--- START Stored data ---

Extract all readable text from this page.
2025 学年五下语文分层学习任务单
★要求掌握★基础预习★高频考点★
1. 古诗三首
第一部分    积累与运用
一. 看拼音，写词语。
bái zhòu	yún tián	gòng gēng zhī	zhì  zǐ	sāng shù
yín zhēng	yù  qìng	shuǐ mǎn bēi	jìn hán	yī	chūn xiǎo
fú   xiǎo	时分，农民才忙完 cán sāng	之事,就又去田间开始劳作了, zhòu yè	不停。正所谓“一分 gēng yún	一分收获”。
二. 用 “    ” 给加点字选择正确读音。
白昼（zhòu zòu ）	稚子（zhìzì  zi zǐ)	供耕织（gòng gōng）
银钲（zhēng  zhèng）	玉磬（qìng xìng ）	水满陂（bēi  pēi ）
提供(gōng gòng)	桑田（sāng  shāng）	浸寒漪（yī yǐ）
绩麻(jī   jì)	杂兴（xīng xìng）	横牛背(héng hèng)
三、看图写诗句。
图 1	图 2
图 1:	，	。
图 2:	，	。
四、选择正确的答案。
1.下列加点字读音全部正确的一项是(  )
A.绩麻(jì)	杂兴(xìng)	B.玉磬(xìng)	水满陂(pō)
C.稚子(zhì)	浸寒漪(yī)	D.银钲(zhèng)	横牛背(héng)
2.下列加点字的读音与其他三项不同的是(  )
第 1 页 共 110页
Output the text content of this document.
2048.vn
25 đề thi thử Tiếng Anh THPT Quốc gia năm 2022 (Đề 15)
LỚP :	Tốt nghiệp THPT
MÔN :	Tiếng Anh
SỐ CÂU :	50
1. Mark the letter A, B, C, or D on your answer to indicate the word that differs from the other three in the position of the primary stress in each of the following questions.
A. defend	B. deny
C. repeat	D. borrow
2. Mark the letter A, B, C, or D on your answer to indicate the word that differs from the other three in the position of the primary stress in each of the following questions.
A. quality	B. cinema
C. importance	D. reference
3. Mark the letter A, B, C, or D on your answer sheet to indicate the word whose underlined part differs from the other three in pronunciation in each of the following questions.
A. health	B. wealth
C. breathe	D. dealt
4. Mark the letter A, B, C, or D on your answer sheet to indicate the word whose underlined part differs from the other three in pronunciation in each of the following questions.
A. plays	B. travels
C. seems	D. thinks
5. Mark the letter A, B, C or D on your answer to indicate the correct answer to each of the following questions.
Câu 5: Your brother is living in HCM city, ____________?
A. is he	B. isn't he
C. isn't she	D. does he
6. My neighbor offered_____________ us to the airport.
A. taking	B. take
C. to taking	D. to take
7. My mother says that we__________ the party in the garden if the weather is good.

--- END Stored data ---

> What the exercise asks:
Check each line of the records for the word "qìng" and extract those that contain it.

> Solution:
yín zhēng	yù  qìng	shuǐ mǎn bēi	jìn hán	yī	chūn xiǎo
银钲（zhēng  zhèng）	玉磬（qìng xìng ）	水满陂（bēi  pēi ）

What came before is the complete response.